— Given problem —
Word for word, restate every line of the listing that follows.

— Exercise materials —
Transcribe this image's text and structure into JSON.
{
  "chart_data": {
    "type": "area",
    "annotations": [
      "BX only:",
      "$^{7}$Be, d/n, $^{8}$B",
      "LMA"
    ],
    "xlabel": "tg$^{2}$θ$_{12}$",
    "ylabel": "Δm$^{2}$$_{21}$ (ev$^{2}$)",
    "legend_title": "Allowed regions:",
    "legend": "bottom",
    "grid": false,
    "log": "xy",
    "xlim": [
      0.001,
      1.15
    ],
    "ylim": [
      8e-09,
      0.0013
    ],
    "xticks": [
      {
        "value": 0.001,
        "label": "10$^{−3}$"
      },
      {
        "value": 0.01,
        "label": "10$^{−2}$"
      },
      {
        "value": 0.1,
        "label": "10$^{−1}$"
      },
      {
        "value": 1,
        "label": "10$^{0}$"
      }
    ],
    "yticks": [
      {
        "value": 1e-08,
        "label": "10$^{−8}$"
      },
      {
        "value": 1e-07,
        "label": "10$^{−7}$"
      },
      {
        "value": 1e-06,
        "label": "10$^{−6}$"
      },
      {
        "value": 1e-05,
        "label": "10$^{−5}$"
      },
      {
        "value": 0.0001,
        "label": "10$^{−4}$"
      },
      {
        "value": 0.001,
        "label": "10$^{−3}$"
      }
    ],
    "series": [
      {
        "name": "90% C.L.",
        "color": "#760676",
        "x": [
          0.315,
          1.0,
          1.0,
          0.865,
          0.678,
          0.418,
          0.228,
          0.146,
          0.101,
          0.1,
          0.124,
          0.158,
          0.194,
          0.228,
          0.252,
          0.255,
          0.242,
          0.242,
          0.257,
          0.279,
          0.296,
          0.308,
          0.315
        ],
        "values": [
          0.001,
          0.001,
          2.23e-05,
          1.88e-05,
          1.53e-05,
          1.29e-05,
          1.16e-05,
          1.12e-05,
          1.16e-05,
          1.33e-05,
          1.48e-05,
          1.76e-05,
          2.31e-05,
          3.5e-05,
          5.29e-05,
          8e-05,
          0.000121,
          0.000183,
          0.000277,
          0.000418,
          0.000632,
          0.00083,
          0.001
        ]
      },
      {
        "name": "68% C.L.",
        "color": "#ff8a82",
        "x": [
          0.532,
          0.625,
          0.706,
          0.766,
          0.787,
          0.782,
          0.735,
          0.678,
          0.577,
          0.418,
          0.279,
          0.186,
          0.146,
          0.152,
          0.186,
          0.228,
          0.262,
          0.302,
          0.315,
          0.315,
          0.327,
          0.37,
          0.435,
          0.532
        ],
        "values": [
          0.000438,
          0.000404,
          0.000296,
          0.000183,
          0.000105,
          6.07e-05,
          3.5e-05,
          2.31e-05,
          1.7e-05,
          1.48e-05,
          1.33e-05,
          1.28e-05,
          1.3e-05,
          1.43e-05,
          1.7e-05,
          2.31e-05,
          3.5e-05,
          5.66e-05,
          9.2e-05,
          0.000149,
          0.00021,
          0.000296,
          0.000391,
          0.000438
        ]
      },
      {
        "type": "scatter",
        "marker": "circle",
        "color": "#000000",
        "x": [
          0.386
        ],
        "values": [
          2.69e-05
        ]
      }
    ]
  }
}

— Solution to the problem —
Transcribe this image's text and structure into JSON.
{
  "chart_data": {
    "type": "area",
    "annotations": [
      "BX only:",
      "$^{7}$Be, d/n, $^{8}$B",
      "LMA"
    ],
    "xlabel": "tg$^{2}$θ$_{12}$",
    "ylabel": "Δm$^{2}$$_{21}$ (ev$^{2}$)",
    "legend_title": "Allowed regions:",
    "legend": "bottom",
    "grid": false,
    "log": "xy",
    "xlim": [
      0.001,
      1.15
    ],
    "ylim": [
      8e-09,
      0.0013
    ],
    "xticks": [
      {
        "value": 0.001,
        "label": "10$^{−3}$"
      },
      {
        "value": 0.01,
        "label": "10$^{−2}$"
      },
      {
        "value": 0.1,
        "label": "10$^{−1}$"
      },
      {
        "value": 1,
        "label": "10$^{0}$"
      }
    ],
    "yticks": [
      {
        "value": 1e-08,
        "label": "10$^{−8}$"
      },
      {
        "value": 1e-07,
        "label": "10$^{−7}$"
      },
      {
        "value": 1e-06,
        "label": "10$^{−6}$"
      },
      {
        "value": 1e-05,
        "label": "10$^{−5}$"
      },
      {
        "value": 0.0001,
        "label": "10$^{−4}$"
      },
      {
        "value": 0.001,
        "label": "10$^{−3}$"
      }
    ],
    "series": [
      {
        "name": "90% C.L.",
        "color": "#760676",
        "x": [
          0.315,
          1.0,
          1.0,
          0.865,
          0.678,
          0.418,
          0.228,
          0.146,
          0.101,
          0.1,
          0.124,
          0.158,
          0.194,
          0.228,
          0.252,
          0.255,
          0.242,
          0.242,
          0.257,
          0.279,
          0.296,
          0.308,
          0.315
        ],
        "values": [
          0.001,
          0.001,
          2.23e-05,
          1.88e-05,
          1.53e-05,
          1.29e-05,
          1.16e-05,
          1.12e-05,
          1.16e-05,
          1.33e-05,
          1.48e-05,
          1.76e-05,
          2.31e-05,
          3.5e-05,
          5.29e-05,
          8e-05,
          0.000121,
          0.000183,
          0.000277,
          0.000418,
          0.000632,
          0.00083,
          0.001
        ]
      },
      {
        "name": "68% C.L.",
        "color": "#ff8a82",
        "x": [
          0.532,
          0.625,
          0.706,
          0.766,
          0.787,
          0.782,
          0.735,
          0.678,
          0.577,
          0.418,
          0.279,
          0.186,
          0.146,
          0.152,
          0.186,
          0.228,
          0.262,
          0.302,
          0.315,
          0.315,
          0.327,
          0.37,
          0.435,
          0.532
        ],
        "values": [
          0.000438,
          0.000404,
          0.000296,
          0.000183,
          0.000105,
          6.07e-05,
          3.5e-05,
          2.31e-05,
          1.7e-05,
          1.48e-05,
          1.33e-05,
          1.28e-05,
          1.3e-05,
          1.43e-05,
          1.7e-05,
          2.31e-05,
          3.5e-05,
          5.66e-05,
          9.2e-05,
          0.000149,
          0.00021,
          0.000296,
          0.000391,
          0.000438
        ]
      },
      {
        "type": "scatter",
        "marker": "circle",
        "color": "#000000",
        "x": [
          0.386
        ],
        "values": [
          2.69e-05
        ]
      }
    ]
  }
}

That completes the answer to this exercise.